■ **Objective**
Copy each record exactly as it reads, leaving out any pictures it holds.

——

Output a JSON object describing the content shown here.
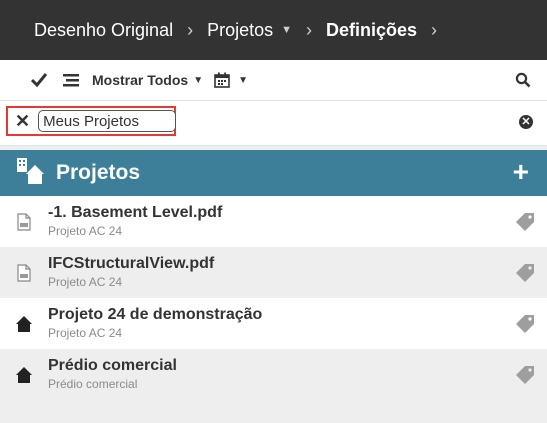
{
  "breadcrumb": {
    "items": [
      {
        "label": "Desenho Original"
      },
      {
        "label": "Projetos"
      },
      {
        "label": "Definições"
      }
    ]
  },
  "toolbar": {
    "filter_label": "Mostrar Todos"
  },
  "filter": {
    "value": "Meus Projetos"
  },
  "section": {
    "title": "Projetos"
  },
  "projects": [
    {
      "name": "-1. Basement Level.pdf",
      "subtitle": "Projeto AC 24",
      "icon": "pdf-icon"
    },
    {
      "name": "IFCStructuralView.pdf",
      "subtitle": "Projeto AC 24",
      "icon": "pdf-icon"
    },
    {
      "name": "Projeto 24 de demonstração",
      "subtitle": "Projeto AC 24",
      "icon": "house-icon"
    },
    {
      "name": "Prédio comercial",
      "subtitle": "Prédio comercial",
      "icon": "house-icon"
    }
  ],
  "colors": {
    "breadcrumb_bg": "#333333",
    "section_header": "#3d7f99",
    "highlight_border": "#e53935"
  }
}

——

■ **Finished task**
Output a JSON object describing the content shown here.
{
  "breadcrumb": {
    "items": [
      {
        "label": "Desenho Original"
      },
      {
        "label": "Projetos"
      },
      {
        "label": "Definições"
      }
    ]
  },
  "toolbar": {
    "filter_label": "Mostrar Todos"
  },
  "filter": {
    "value": "Meus Projetos"
  },
  "section": {
    "title": "Projetos"
  },
  "projects": [
    {
      "name": "-1. Basement Level.pdf",
      "subtitle": "Projeto AC 24",
      "icon": "pdf-icon"
    },
    {
      "name": "IFCStructuralView.pdf",
      "subtitle": "Projeto AC 24",
      "icon": "pdf-icon"
    },
    {
      "name": "Projeto 24 de demonstração",
      "subtitle": "Projeto AC 24",
      "icon": "house-icon"
    },
    {
      "name": "Prédio comercial",
      "subtitle": "Prédio comercial",
      "icon": "house-icon"
    }
  ],
  "colors": {
    "breadcrumb_bg": "#333333",
    "section_header": "#3d7f99",
    "highlight_border": "#e53935"
  }
}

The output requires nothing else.